Stated task:
Omit every image, and transcribe the remaining entries exactly as given.
————
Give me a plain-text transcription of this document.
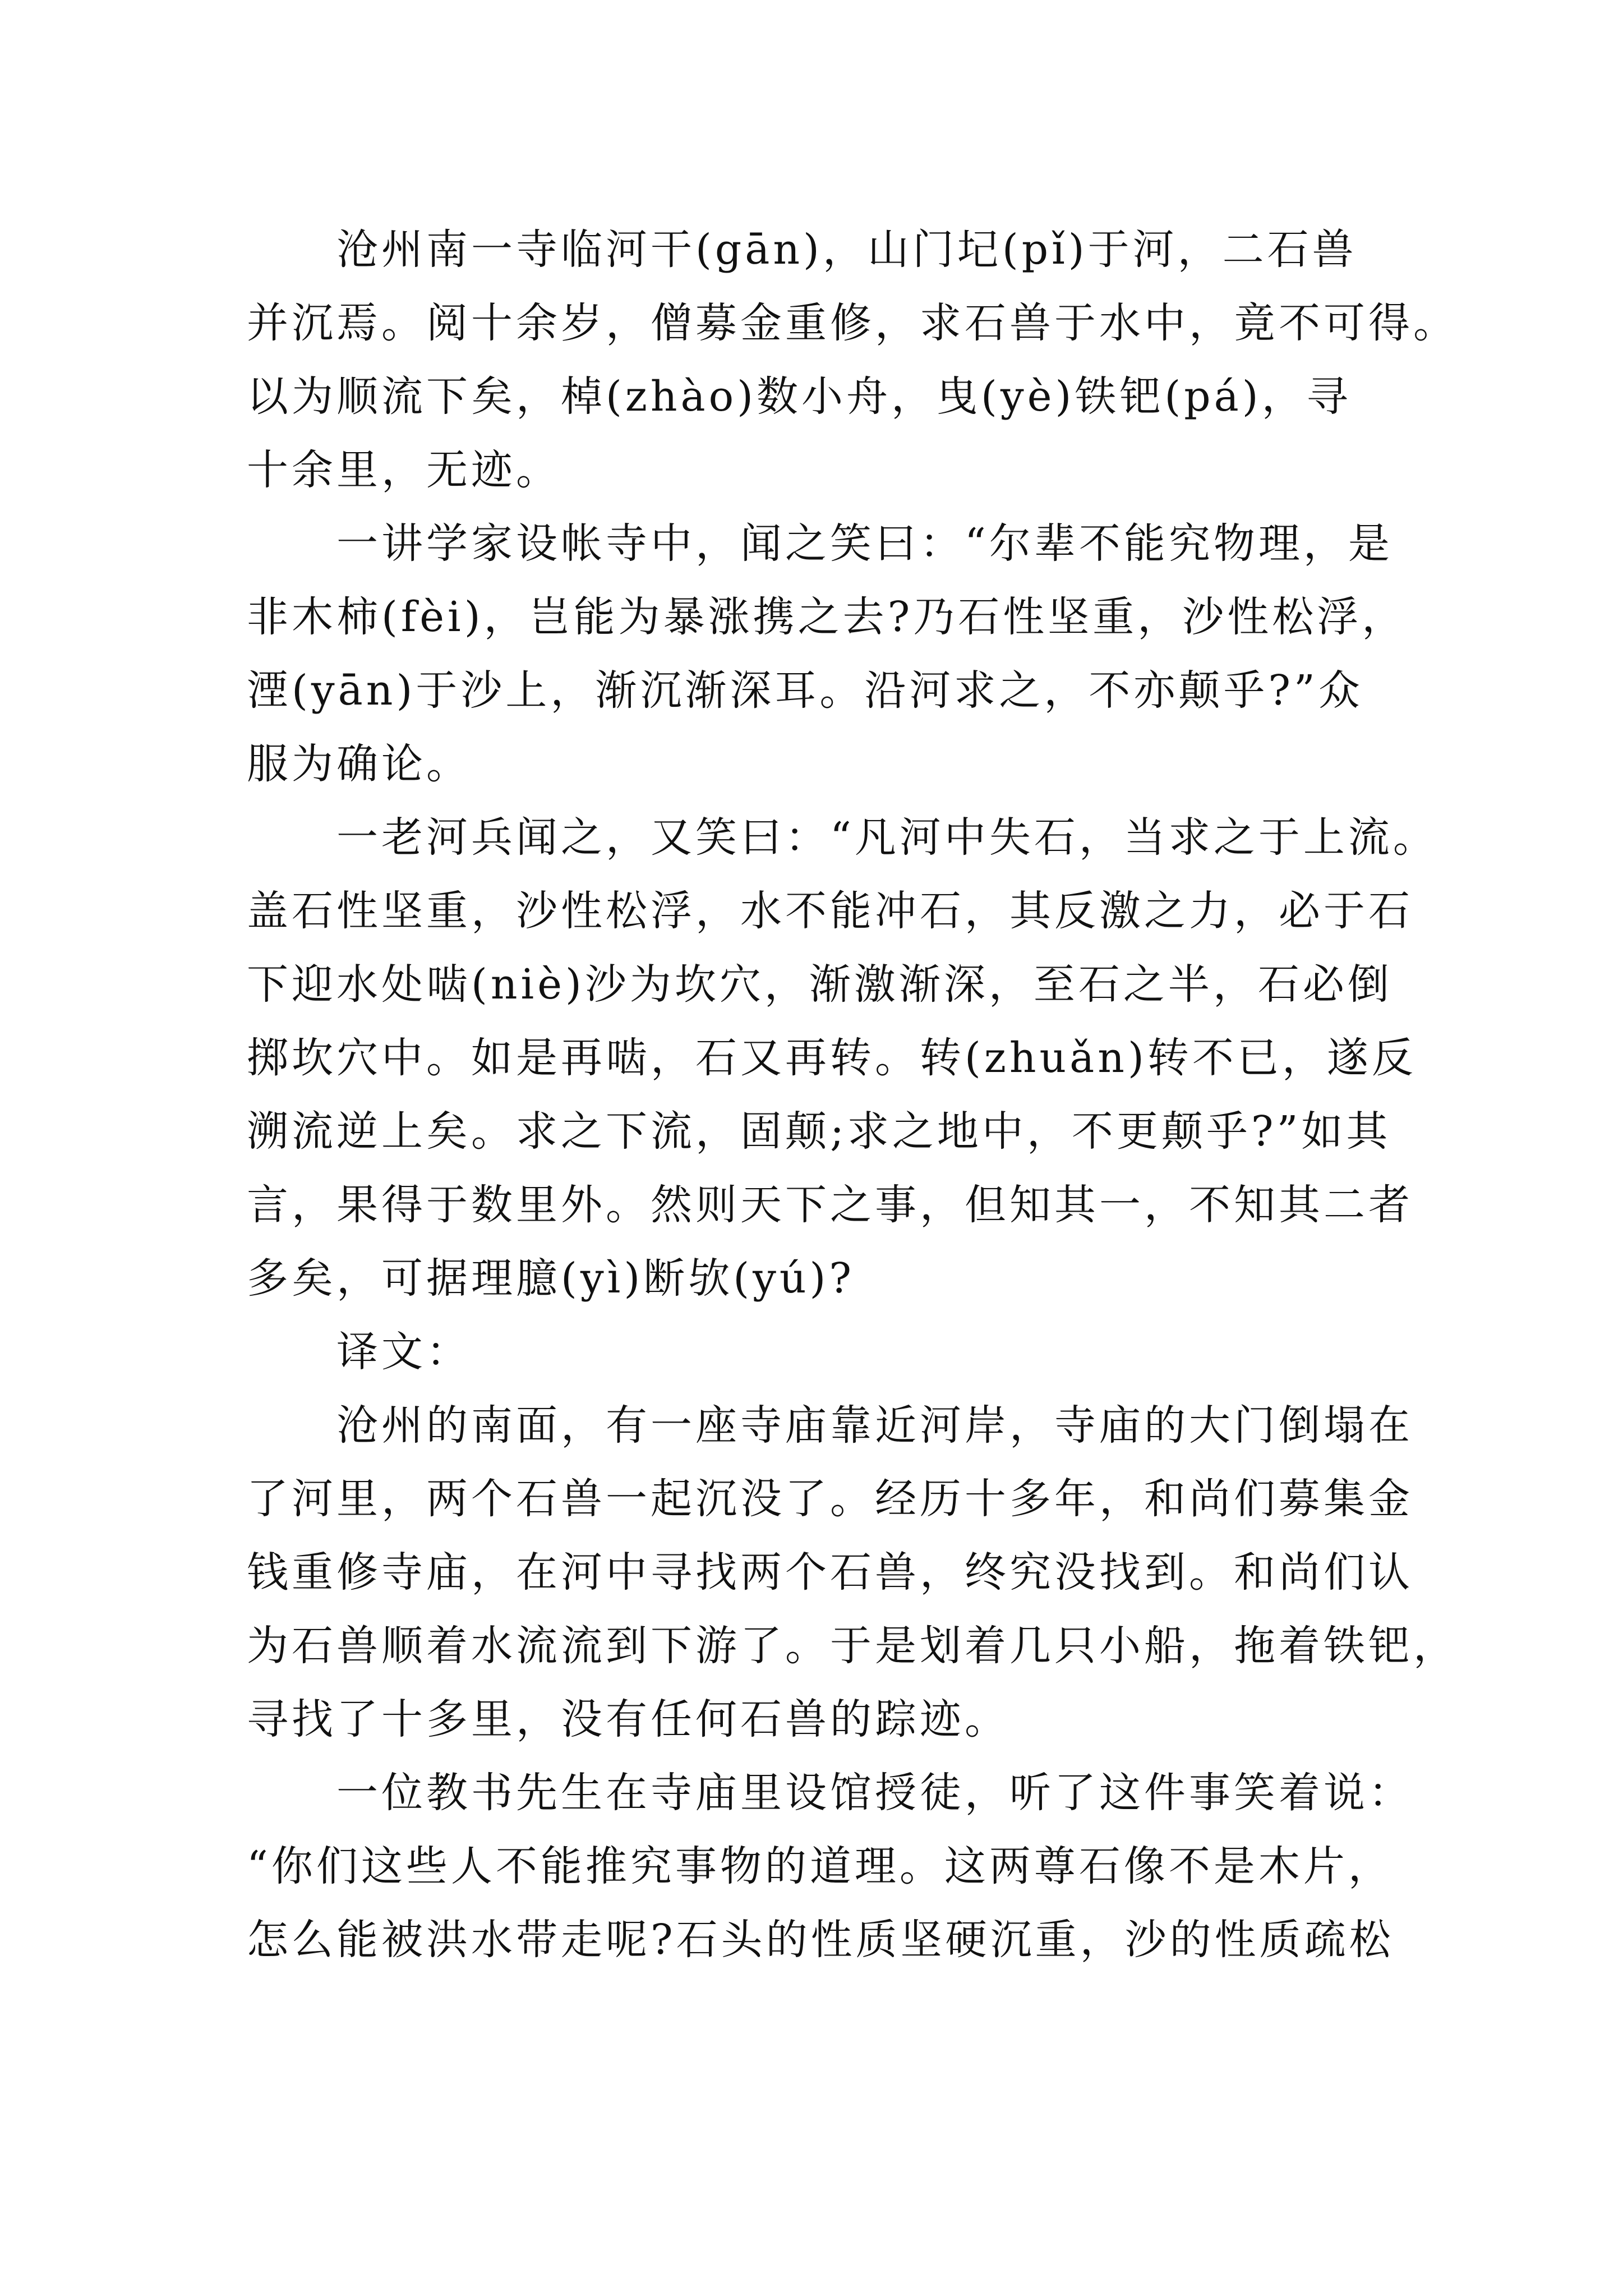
　　沧州南一寺临河干(gān)，山门圮(pǐ)于河，二石兽
并沉焉。阅十余岁，僧募金重修，求石兽于水中，竟不可得。
以为顺流下矣，棹(zhào)数小舟，曳(yè)铁钯(pá)，寻
十余里，无迹。
　　一讲学家设帐寺中，闻之笑曰：“尔辈不能究物理，是
非木柿(fèi)，岂能为暴涨携之去?乃石性坚重，沙性松浮，
湮(yān)于沙上，渐沉渐深耳。沿河求之，不亦颠乎?”众
服为确论。
　　一老河兵闻之，又笑曰：“凡河中失石，当求之于上流。
盖石性坚重，沙性松浮，水不能冲石，其反激之力，必于石
下迎水处啮(niè)沙为坎穴，渐激渐深，至石之半，石必倒
掷坎穴中。如是再啮，石又再转。转(zhuǎn)转不已，遂反
溯流逆上矣。求之下流，固颠;求之地中，不更颠乎?”如其
言，果得于数里外。然则天下之事，但知其一，不知其二者
多矣，可据理臆(yì)断欤(yú)?
　　译文：
　　沧州的南面，有一座寺庙靠近河岸，寺庙的大门倒塌在
了河里，两个石兽一起沉没了。经历十多年，和尚们募集金
钱重修寺庙，在河中寻找两个石兽，终究没找到。和尚们认
为石兽顺着水流流到下游了。于是划着几只小船，拖着铁钯，
寻找了十多里，没有任何石兽的踪迹。
　　一位教书先生在寺庙里设馆授徒，听了这件事笑着说：
“你们这些人不能推究事物的道理。这两尊石像不是木片，
怎么能被洪水带走呢?石头的性质坚硬沉重，沙的性质疏松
————
Output:
Give me a plain-text transcription of this document.
　　沧州南一寺临河干(gān)，山门圮(pǐ)于河，二石兽
并沉焉。阅十余岁，僧募金重修，求石兽于水中，竟不可得。
以为顺流下矣，棹(zhào)数小舟，曳(yè)铁钯(pá)，寻
十余里，无迹。
　　一讲学家设帐寺中，闻之笑曰：“尔辈不能究物理，是
非木柿(fèi)，岂能为暴涨携之去?乃石性坚重，沙性松浮，
湮(yān)于沙上，渐沉渐深耳。沿河求之，不亦颠乎?”众
服为确论。
　　一老河兵闻之，又笑曰：“凡河中失石，当求之于上流。
盖石性坚重，沙性松浮，水不能冲石，其反激之力，必于石
下迎水处啮(niè)沙为坎穴，渐激渐深，至石之半，石必倒
掷坎穴中。如是再啮，石又再转。转(zhuǎn)转不已，遂反
溯流逆上矣。求之下流，固颠;求之地中，不更颠乎?”如其
言，果得于数里外。然则天下之事，但知其一，不知其二者
多矣，可据理臆(yì)断欤(yú)?
　　译文：
　　沧州的南面，有一座寺庙靠近河岸，寺庙的大门倒塌在
了河里，两个石兽一起沉没了。经历十多年，和尚们募集金
钱重修寺庙，在河中寻找两个石兽，终究没找到。和尚们认
为石兽顺着水流流到下游了。于是划着几只小船，拖着铁钯，
寻找了十多里，没有任何石兽的踪迹。
　　一位教书先生在寺庙里设馆授徒，听了这件事笑着说：
“你们这些人不能推究事物的道理。这两尊石像不是木片，
怎么能被洪水带走呢?石头的性质坚硬沉重，沙的性质疏松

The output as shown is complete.